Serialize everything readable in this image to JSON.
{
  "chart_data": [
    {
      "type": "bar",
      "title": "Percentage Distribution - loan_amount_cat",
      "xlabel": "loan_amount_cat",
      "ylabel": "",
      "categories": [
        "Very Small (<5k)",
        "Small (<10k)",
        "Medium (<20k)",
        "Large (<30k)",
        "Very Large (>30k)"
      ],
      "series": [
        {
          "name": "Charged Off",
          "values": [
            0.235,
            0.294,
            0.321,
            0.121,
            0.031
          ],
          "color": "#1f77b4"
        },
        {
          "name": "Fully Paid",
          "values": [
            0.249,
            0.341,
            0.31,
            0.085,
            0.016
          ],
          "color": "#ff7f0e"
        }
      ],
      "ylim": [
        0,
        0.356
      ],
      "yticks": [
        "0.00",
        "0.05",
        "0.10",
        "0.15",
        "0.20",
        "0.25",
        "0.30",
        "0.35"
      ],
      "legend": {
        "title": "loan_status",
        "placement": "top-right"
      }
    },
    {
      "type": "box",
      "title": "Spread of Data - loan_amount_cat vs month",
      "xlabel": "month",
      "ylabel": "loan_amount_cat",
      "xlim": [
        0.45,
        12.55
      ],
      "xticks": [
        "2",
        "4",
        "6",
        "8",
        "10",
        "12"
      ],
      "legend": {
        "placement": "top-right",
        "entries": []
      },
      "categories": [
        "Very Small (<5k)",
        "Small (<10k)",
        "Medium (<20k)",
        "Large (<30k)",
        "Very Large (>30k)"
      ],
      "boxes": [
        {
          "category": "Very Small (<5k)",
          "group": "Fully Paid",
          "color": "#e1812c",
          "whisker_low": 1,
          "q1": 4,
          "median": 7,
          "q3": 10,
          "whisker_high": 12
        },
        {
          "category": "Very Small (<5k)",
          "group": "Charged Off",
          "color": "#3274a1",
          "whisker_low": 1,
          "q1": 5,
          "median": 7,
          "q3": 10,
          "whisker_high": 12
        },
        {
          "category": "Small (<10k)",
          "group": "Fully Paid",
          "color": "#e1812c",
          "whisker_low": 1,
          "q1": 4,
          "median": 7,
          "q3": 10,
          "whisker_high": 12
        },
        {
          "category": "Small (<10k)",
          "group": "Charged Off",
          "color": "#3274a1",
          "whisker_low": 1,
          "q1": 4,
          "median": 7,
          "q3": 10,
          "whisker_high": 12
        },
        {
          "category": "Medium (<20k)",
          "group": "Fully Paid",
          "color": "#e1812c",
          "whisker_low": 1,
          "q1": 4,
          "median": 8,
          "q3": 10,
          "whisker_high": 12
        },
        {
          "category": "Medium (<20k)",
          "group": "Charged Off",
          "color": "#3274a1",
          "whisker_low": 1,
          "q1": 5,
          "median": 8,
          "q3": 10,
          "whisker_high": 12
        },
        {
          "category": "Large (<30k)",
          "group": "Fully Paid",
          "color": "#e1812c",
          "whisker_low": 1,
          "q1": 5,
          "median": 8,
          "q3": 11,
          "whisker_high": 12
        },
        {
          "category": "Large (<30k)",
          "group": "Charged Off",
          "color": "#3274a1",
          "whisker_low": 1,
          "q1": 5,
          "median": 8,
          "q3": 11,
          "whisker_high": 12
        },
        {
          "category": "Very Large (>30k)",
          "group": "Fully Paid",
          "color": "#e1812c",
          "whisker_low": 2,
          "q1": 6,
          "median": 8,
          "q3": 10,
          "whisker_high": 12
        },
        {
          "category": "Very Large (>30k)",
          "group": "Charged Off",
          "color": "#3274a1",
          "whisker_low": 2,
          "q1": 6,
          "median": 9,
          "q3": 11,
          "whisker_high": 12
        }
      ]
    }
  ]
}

=== Task to carry out ===
Scan the records for the string "right". Copy each line in which it appears.

=== Answer to the exercise ===
        "placement": "top-right"
        "placement": "top-right",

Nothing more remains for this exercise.